_Given instruction_
Repeat each record below exactly, dropping the pictures.

_Given data_
* START *
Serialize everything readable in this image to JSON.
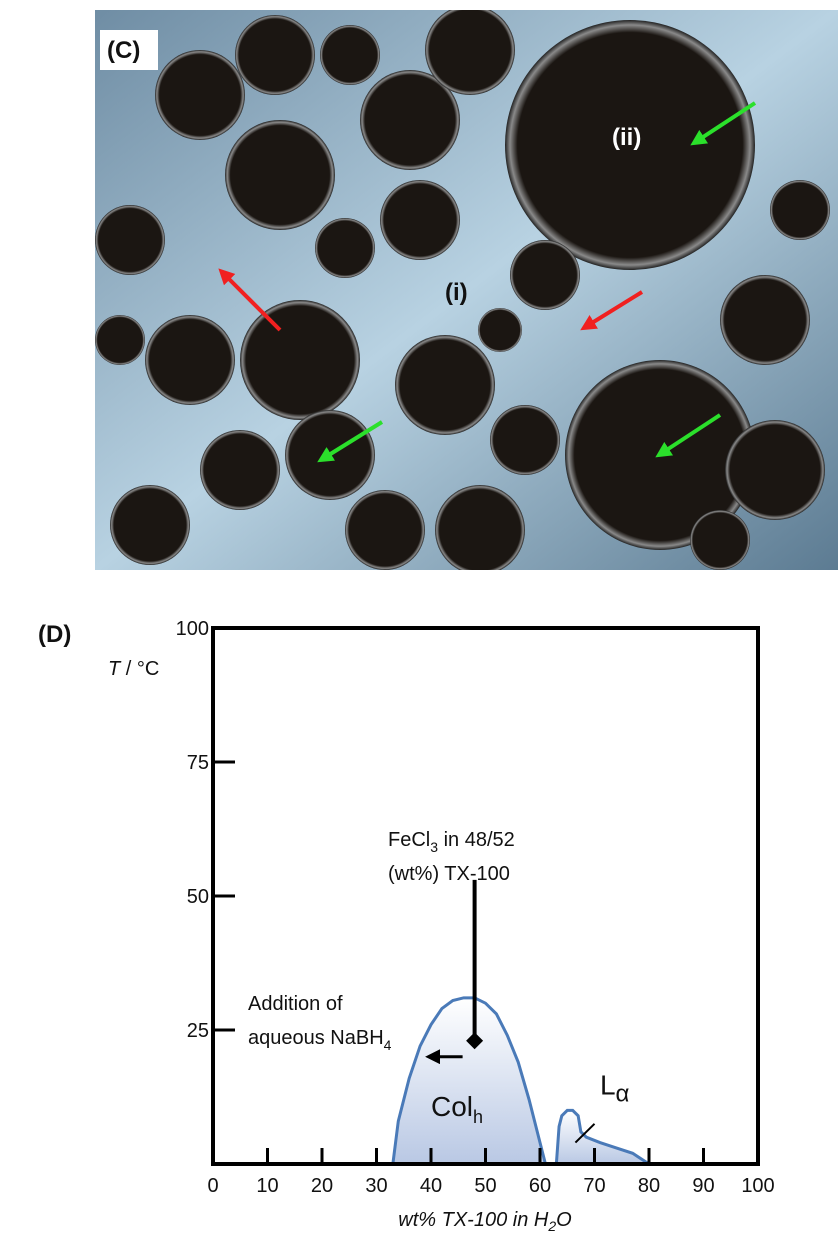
{
  "panel_c": {
    "label": "(C)",
    "region_ii": "(ii)",
    "region_i": "(i)"
  },
  "chart_data": {
    "type": "phase",
    "panel_label": "(D)",
    "y_label": [
      "T",
      " / °C"
    ],
    "x_label": [
      "wt% TX-100 in H",
      "2",
      "O"
    ],
    "xlim": [
      0,
      100
    ],
    "ylim": [
      0,
      100
    ],
    "xticks": [
      0,
      10,
      20,
      30,
      40,
      50,
      60,
      70,
      80,
      90,
      100
    ],
    "yticks": [
      25,
      50,
      75,
      100
    ],
    "regions": [
      {
        "label": [
          "Col",
          "h"
        ],
        "color": "#4a7ab8",
        "x": [
          33,
          34,
          36,
          38,
          40,
          42,
          44,
          46,
          48,
          50,
          52,
          54,
          56,
          58,
          60,
          61
        ],
        "y": [
          0,
          8,
          16,
          22,
          26,
          29,
          30.5,
          31,
          31,
          30,
          28,
          24,
          19,
          12,
          4,
          0
        ]
      },
      {
        "label": [
          "L",
          "α"
        ],
        "color": "#4a7ab8",
        "x": [
          63,
          63.5,
          64,
          65,
          66,
          67,
          67.5,
          68.5,
          71,
          74,
          77,
          80
        ],
        "y": [
          0,
          7,
          9,
          10,
          10,
          9,
          6,
          5,
          4,
          3,
          2,
          0
        ]
      }
    ],
    "start_point": {
      "x": 48,
      "y": 23
    },
    "annotation_top": [
      "FeCl",
      "3",
      " in 48/52"
    ],
    "annotation_bottom": "(wt%) TX-100",
    "arrow_text_top": "Addition of",
    "arrow_text_bottom": [
      "aqueous NaBH",
      "4"
    ]
  }
}
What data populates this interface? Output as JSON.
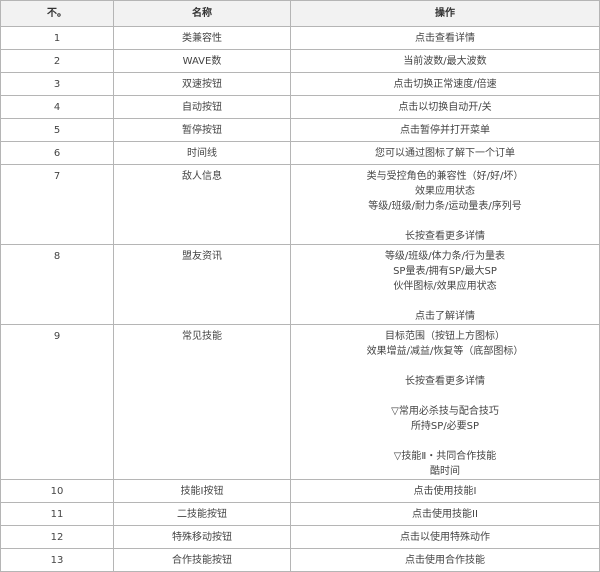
{
  "table": {
    "headers": [
      "不。",
      "名称",
      "操作"
    ],
    "rows": [
      {
        "no": "1",
        "name": "类兼容性",
        "action": [
          "点击查看详情"
        ]
      },
      {
        "no": "2",
        "name": "WAVE数",
        "action": [
          "当前波数/最大波数"
        ]
      },
      {
        "no": "3",
        "name": "双速按钮",
        "action": [
          "点击切换正常速度/倍速"
        ]
      },
      {
        "no": "4",
        "name": "自动按钮",
        "action": [
          "点击以切换自动开/关"
        ]
      },
      {
        "no": "5",
        "name": "暂停按钮",
        "action": [
          "点击暂停并打开菜单"
        ]
      },
      {
        "no": "6",
        "name": "时间线",
        "action": [
          "您可以通过图标了解下一个订单"
        ]
      },
      {
        "no": "7",
        "name": "敌人信息",
        "action": [
          "类与受控角色的兼容性（好/好/坏）",
          "效果应用状态",
          "等级/班级/耐力条/运动量表/序列号",
          "",
          "长按查看更多详情"
        ]
      },
      {
        "no": "8",
        "name": "盟友资讯",
        "action": [
          "等级/班级/体力条/行为量表",
          "SP量表/拥有SP/最大SP",
          "伙伴图标/效果应用状态",
          "",
          "点击了解详情"
        ]
      },
      {
        "no": "9",
        "name": "常见技能",
        "action": [
          "目标范围（按钮上方图标）",
          "效果增益/减益/恢复等（底部图标）",
          "",
          "长按查看更多详情",
          "",
          "▽常用必杀技与配合技巧",
          "所持SP/必要SP",
          "",
          "▽技能Ⅱ・共同合作技能",
          "酷时间"
        ]
      },
      {
        "no": "10",
        "name": "技能Ⅰ按钮",
        "action": [
          "点击使用技能Ⅰ"
        ]
      },
      {
        "no": "11",
        "name": "二技能按钮",
        "action": [
          "点击使用技能II"
        ]
      },
      {
        "no": "12",
        "name": "特殊移动按钮",
        "action": [
          "点击以使用特殊动作"
        ]
      },
      {
        "no": "13",
        "name": "合作技能按钮",
        "action": [
          "点击使用合作技能"
        ]
      }
    ]
  }
}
* END *
_Reply to the task_
Serialize everything readable in this image to JSON.
{
  "panel_c": {
    "label": "(C)",
    "region_ii": "(ii)",
    "region_i": "(i)"
  },
  "chart_data": {
    "type": "phase",
    "panel_label": "(D)",
    "y_label": [
      "T",
      " / °C"
    ],
    "x_label": [
      "wt% TX-100 in H",
      "2",
      "O"
    ],
    "xlim": [
      0,
      100
    ],
    "ylim": [
      0,
      100
    ],
    "xticks": [
      0,
      10,
      20,
      30,
      40,
      50,
      60,
      70,
      80,
      90,
      100
    ],
    "yticks": [
      25,
      50,
      75,
      100
    ],
    "regions": [
      {
        "label": [
          "Col",
          "h"
        ],
        "color": "#4a7ab8",
        "x": [
          33,
          34,
          36,
          38,
          40,
          42,
          44,
          46,
          48,
          50,
          52,
          54,
          56,
          58,
          60,
          61
        ],
        "y": [
          0,
          8,
          16,
          22,
          26,
          29,
          30.5,
          31,
          31,
          30,
          28,
          24,
          19,
          12,
          4,
          0
        ]
      },
      {
        "label": [
          "L",
          "α"
        ],
        "color": "#4a7ab8",
        "x": [
          63,
          63.5,
          64,
          65,
          66,
          67,
          67.5,
          68.5,
          71,
          74,
          77,
          80
        ],
        "y": [
          0,
          7,
          9,
          10,
          10,
          9,
          6,
          5,
          4,
          3,
          2,
          0
        ]
      }
    ],
    "start_point": {
      "x": 48,
      "y": 23
    },
    "annotation_top": [
      "FeCl",
      "3",
      " in 48/52"
    ],
    "annotation_bottom": "(wt%) TX-100",
    "arrow_text_top": "Addition of",
    "arrow_text_bottom": [
      "aqueous NaBH",
      "4"
    ]
  }
}
What data populates this interface? Output as JSON.
{
  "table": {
    "headers": [
      "不。",
      "名称",
      "操作"
    ],
    "rows": [
      {
        "no": "1",
        "name": "类兼容性",
        "action": [
          "点击查看详情"
        ]
      },
      {
        "no": "2",
        "name": "WAVE数",
        "action": [
          "当前波数/最大波数"
        ]
      },
      {
        "no": "3",
        "name": "双速按钮",
        "action": [
          "点击切换正常速度/倍速"
        ]
      },
      {
        "no": "4",
        "name": "自动按钮",
        "action": [
          "点击以切换自动开/关"
        ]
      },
      {
        "no": "5",
        "name": "暂停按钮",
        "action": [
          "点击暂停并打开菜单"
        ]
      },
      {
        "no": "6",
        "name": "时间线",
        "action": [
          "您可以通过图标了解下一个订单"
        ]
      },
      {
        "no": "7",
        "name": "敌人信息",
        "action": [
          "类与受控角色的兼容性（好/好/坏）",
          "效果应用状态",
          "等级/班级/耐力条/运动量表/序列号",
          "",
          "长按查看更多详情"
        ]
      },
      {
        "no": "8",
        "name": "盟友资讯",
        "action": [
          "等级/班级/体力条/行为量表",
          "SP量表/拥有SP/最大SP",
          "伙伴图标/效果应用状态",
          "",
          "点击了解详情"
        ]
      },
      {
        "no": "9",
        "name": "常见技能",
        "action": [
          "目标范围（按钮上方图标）",
          "效果增益/减益/恢复等（底部图标）",
          "",
          "长按查看更多详情",
          "",
          "▽常用必杀技与配合技巧",
          "所持SP/必要SP",
          "",
          "▽技能Ⅱ・共同合作技能",
          "酷时间"
        ]
      },
      {
        "no": "10",
        "name": "技能Ⅰ按钮",
        "action": [
          "点击使用技能Ⅰ"
        ]
      },
      {
        "no": "11",
        "name": "二技能按钮",
        "action": [
          "点击使用技能II"
        ]
      },
      {
        "no": "12",
        "name": "特殊移动按钮",
        "action": [
          "点击以使用特殊动作"
        ]
      },
      {
        "no": "13",
        "name": "合作技能按钮",
        "action": [
          "点击使用合作技能"
        ]
      }
    ]
  }
}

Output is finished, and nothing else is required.